**Required work**
Find how many lines in the material hold the word "correlated", then state that number and nothing more.
[START OF Stored records]
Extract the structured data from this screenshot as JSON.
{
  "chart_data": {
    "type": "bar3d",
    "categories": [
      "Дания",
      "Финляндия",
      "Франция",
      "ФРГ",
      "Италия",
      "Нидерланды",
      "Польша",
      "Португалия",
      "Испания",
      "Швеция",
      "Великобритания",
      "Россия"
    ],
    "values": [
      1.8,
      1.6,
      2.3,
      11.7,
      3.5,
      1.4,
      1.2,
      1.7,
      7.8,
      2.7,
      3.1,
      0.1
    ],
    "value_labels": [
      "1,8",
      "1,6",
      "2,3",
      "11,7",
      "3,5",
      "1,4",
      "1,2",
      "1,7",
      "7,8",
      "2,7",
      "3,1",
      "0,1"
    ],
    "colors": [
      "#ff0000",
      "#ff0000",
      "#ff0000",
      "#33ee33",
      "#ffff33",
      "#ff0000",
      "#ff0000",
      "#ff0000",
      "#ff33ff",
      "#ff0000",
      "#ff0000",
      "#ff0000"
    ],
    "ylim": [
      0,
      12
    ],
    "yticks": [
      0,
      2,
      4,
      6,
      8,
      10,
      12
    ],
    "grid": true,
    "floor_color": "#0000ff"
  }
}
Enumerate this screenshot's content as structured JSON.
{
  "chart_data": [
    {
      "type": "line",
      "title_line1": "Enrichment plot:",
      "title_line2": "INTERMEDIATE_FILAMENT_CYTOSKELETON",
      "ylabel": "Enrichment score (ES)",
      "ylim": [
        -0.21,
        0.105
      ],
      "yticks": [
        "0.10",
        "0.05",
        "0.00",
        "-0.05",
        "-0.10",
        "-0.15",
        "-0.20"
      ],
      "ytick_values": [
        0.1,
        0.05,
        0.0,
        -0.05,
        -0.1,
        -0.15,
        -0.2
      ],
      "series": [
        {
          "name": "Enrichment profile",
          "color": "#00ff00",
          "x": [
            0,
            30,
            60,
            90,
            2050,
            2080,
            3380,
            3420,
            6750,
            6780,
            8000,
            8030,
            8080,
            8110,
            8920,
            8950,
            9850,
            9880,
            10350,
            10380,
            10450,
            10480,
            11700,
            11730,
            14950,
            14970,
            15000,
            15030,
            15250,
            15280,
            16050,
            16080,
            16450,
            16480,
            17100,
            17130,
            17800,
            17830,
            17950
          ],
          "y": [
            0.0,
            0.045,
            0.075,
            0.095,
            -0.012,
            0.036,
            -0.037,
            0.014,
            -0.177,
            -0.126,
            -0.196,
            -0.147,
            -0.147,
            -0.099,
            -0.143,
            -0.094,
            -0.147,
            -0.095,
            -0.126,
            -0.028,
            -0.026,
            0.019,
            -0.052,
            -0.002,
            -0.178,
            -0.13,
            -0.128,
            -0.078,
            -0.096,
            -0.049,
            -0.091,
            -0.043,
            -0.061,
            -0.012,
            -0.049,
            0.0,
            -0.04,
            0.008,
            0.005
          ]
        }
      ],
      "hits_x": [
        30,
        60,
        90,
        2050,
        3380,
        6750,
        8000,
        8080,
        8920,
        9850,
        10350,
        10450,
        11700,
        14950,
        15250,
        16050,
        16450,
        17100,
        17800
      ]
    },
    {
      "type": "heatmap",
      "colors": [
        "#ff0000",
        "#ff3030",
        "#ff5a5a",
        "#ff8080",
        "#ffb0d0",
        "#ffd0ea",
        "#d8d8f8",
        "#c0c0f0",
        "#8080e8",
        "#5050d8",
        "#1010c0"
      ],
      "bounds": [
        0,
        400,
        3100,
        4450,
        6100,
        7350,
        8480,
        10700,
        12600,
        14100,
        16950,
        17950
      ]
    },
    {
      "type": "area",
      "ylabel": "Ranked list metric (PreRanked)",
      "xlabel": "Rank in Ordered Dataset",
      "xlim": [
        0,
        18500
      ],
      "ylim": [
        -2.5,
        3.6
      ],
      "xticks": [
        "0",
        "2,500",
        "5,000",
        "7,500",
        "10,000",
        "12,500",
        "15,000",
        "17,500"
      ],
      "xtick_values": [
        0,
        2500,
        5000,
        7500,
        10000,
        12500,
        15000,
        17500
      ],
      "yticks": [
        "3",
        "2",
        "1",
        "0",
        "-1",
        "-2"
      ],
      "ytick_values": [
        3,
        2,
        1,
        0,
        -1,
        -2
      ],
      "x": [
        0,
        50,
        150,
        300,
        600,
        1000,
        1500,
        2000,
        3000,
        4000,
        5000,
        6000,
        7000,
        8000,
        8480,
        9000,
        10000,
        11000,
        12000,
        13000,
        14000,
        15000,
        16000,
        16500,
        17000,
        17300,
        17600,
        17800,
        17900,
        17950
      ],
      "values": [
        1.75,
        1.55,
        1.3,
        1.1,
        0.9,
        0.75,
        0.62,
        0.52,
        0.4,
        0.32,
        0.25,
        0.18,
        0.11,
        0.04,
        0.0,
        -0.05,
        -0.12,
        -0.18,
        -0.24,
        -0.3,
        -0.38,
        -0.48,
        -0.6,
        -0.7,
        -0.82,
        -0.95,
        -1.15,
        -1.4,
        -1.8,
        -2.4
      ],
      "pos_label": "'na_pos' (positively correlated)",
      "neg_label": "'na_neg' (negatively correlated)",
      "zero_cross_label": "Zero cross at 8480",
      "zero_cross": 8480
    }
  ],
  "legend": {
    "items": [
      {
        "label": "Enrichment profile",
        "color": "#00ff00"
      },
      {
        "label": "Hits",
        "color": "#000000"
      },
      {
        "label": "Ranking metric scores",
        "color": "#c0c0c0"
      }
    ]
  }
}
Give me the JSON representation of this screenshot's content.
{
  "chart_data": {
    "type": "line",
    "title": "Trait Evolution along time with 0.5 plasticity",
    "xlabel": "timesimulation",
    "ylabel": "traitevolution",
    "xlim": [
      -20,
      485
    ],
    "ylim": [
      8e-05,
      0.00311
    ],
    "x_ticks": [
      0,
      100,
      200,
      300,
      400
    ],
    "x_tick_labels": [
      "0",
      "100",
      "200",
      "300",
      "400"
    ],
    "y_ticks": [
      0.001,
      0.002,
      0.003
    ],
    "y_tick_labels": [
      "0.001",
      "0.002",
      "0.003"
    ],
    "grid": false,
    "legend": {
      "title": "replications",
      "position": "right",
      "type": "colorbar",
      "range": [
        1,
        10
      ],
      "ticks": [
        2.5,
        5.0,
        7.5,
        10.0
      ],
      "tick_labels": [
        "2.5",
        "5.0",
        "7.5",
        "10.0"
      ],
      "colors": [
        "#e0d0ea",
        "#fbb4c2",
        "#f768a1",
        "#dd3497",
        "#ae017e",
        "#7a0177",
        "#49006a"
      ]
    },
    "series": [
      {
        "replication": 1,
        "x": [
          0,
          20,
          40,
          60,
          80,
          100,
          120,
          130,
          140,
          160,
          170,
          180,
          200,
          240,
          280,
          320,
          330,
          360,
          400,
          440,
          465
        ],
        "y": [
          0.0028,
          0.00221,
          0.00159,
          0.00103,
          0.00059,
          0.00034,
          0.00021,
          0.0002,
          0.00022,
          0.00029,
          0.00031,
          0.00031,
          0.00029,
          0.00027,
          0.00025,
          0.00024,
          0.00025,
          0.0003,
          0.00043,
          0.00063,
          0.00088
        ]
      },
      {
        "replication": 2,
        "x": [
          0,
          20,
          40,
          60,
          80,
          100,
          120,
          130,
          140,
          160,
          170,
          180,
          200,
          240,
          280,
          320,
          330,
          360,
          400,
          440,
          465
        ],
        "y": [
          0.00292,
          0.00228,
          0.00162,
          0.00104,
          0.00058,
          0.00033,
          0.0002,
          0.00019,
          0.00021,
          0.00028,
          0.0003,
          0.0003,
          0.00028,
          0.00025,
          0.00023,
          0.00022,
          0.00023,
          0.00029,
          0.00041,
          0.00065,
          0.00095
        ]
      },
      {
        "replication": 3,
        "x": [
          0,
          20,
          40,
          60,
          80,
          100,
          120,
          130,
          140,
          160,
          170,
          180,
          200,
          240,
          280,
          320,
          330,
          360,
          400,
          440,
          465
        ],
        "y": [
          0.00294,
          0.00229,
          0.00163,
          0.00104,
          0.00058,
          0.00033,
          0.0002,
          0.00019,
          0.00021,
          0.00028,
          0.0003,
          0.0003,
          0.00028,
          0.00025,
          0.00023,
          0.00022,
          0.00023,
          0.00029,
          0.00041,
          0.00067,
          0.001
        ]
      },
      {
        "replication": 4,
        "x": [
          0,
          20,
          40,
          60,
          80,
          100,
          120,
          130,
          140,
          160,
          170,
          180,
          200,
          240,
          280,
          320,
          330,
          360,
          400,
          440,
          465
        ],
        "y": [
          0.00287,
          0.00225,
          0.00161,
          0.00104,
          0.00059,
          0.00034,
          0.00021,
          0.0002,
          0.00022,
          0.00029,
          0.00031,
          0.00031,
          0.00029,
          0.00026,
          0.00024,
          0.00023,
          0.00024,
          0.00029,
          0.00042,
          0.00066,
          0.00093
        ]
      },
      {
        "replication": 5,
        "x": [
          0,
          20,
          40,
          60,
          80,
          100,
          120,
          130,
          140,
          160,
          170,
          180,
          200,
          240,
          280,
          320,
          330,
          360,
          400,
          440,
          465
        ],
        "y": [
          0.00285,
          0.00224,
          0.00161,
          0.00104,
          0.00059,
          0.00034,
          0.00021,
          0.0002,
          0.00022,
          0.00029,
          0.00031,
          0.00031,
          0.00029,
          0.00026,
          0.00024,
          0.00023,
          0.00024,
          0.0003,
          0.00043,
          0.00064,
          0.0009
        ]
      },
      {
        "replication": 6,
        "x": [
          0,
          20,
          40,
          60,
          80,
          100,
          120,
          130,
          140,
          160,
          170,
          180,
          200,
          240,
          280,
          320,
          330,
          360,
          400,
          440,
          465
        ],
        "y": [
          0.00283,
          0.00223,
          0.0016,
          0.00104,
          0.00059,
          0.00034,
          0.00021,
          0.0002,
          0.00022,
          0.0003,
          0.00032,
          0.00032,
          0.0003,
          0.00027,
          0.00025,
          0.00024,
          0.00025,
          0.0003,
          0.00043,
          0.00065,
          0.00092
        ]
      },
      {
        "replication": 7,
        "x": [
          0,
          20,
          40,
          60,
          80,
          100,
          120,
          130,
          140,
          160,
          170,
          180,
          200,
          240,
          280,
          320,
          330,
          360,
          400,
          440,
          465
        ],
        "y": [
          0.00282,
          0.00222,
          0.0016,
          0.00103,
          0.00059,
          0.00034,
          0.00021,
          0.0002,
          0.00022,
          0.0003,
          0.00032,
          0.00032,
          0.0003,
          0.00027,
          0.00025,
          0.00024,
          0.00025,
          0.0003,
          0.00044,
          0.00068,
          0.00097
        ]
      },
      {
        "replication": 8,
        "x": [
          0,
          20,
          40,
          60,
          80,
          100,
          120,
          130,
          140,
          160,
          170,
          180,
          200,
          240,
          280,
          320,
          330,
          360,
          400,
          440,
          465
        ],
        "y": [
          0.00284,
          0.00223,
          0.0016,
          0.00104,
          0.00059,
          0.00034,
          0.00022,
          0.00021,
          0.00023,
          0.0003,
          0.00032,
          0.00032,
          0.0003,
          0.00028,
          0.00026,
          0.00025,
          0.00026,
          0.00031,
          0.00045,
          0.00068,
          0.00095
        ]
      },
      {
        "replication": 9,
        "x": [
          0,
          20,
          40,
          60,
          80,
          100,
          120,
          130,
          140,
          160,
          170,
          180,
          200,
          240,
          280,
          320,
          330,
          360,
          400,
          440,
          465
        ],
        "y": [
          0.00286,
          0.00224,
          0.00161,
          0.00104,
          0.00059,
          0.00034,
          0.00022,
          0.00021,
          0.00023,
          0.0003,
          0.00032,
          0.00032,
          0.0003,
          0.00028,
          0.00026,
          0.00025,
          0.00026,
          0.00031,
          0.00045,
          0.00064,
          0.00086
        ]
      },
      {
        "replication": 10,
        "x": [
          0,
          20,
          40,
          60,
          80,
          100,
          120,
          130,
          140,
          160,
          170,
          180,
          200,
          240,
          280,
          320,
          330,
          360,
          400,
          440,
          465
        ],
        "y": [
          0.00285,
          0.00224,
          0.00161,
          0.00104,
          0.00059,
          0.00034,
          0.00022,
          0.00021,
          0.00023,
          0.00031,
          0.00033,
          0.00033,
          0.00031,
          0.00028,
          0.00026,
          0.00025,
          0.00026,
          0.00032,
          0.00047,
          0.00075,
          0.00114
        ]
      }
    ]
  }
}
[END OF Stored records]
**Solution**
2